▸ Directions for this task
From the listing, collect all lines containing the word "الذي".

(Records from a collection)

● ● ● ● ●

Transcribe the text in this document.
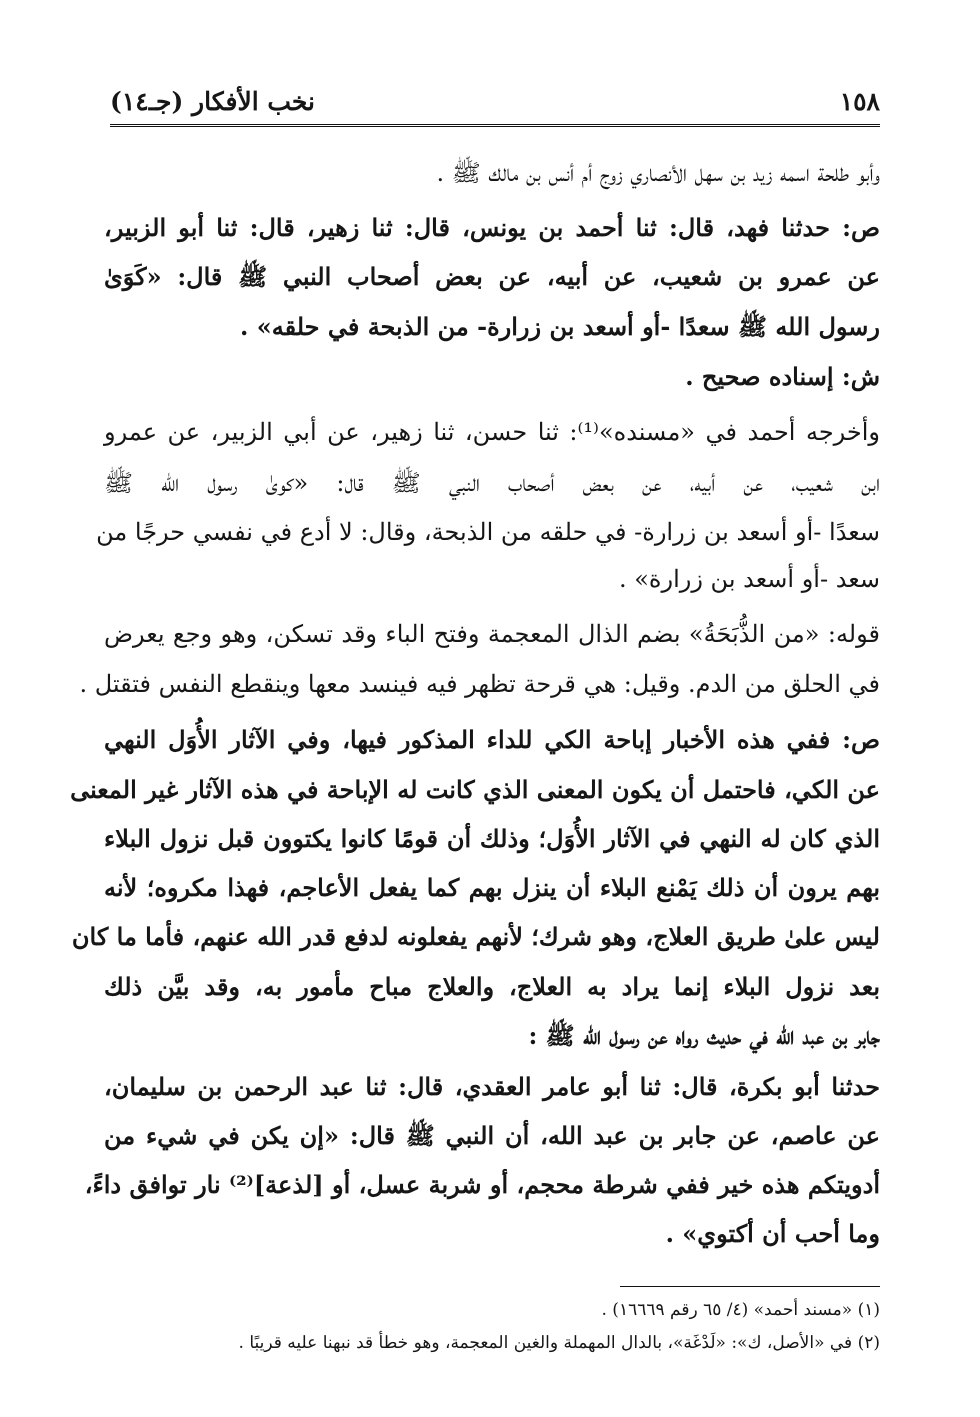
١٥٨
نخب الأفكار (جـ١٤)
وأبو طلحة اسمه زيد بن سهل الأنصاري زوج أم أنس بن مالك ﷺ .
ص: حدثنا فهد، قال: ثنا أحمد بن يونس، قال: ثنا زهير، قال: ثنا أبو الزبير،
عن عمرو بن شعيب، عن أبيه، عن بعض أصحاب النبي ﷺ قال: «كَوَىٰ
رسول الله ﷺ سعدًا -أو أسعد بن زرارة- من الذبحة في حلقه» .
ش: إسناده صحيح .
وأخرجه أحمد في «مسنده»⁽¹⁾: ثنا حسن، ثنا زهير، عن أبي الزبير، عن عمرو
ابن شعيب، عن أبيه، عن بعض أصحاب النبي ﷺ قال: «كوىٰ رسول الله ﷺ
سعدًا -أو أسعد بن زرارة- في حلقه من الذبحة، وقال: لا أدع في نفسي حرجًا من
سعد -أو أسعد بن زرارة» .
قوله: «من الذُّبَحَةُ» بضم الذال المعجمة وفتح الباء وقد تسكن، وهو وجع يعرض
في الحلق من الدم. وقيل: هي قرحة تظهر فيه فينسد معها وينقطع النفس فتقتل .
ص: ففي هذه الأخبار إباحة الكي للداء المذكور فيها، وفي الآثار الأُوَل النهي
عن الكي، فاحتمل أن يكون المعنى الذي كانت له الإباحة في هذه الآثار غير المعنى
الذي كان له النهي في الآثار الأُوَل؛ وذلك أن قومًا كانوا يكتوون قبل نزول البلاء
بهم يرون أن ذلك يَمْنع البلاء أن ينزل بهم كما يفعل الأعاجم، فهذا مكروه؛ لأنه
ليس علىٰ طريق العلاج، وهو شرك؛ لأنهم يفعلونه لدفع قدر الله عنهم، فأما ما كان
بعد نزول البلاء إنما يراد به العلاج، والعلاج مباح مأمور به، وقد بيَّن ذلك
جابر بن عبد الله في حديث رواه عن رسول الله ﷺ :
حدثنا أبو بكرة، قال: ثنا أبو عامر العقدي، قال: ثنا عبد الرحمن بن سليمان،
عن عاصم، عن جابر بن عبد الله، أن النبي ﷺ قال: «إن يكن في شيء من
أدويتكم هذه خير ففي شرطة محجم، أو شربة عسل، أو [لذعة]⁽²⁾ نار توافق داءً،
وما أحب أن أكتوي» .
(١) «مسند أحمد» (٤/ ٦٥ رقم ١٦٦٦٩) .
(٢) في «الأصل، ك»: «لَدْغَة»، بالدال المهملة والغين المعجمة، وهو خطأ قد نبهنا عليه قريبًا .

● ● ● ● ●

▸ Reply to the task
عن الكي، فاحتمل أن يكون المعنى الذي كانت له الإباحة في هذه الآثار غير المعنى
الذي كان له النهي في الآثار الأُوَل؛ وذلك أن قومًا كانوا يكتوون قبل نزول البلاء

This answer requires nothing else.